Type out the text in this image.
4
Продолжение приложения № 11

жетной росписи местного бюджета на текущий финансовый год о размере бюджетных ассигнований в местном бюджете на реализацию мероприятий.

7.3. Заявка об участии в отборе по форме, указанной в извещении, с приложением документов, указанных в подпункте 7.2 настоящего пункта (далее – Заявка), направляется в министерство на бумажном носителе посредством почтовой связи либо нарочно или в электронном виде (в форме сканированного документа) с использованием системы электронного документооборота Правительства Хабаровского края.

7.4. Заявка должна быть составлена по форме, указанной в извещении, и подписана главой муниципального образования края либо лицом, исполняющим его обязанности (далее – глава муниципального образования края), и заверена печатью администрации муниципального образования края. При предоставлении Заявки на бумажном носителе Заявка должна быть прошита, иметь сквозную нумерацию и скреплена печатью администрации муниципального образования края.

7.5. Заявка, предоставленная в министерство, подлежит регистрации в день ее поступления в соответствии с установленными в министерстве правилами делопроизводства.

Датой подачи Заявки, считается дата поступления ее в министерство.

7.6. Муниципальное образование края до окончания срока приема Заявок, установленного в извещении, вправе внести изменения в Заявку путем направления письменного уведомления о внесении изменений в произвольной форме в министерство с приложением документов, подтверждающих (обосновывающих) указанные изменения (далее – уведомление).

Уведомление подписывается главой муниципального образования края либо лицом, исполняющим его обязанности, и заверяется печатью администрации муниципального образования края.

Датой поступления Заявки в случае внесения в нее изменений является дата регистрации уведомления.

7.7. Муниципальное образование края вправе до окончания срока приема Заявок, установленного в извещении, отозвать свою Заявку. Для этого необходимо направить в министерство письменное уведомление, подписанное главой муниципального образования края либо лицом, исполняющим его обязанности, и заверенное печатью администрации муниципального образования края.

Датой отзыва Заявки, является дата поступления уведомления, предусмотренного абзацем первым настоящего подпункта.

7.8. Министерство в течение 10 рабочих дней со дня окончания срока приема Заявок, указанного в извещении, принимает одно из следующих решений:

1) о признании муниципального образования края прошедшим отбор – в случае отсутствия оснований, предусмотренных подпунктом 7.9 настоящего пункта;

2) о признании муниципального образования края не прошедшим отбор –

*What the task requires*: How many lines in the records above contain the word "Муниципальное"? Give only the number.

*Expected answer*: 2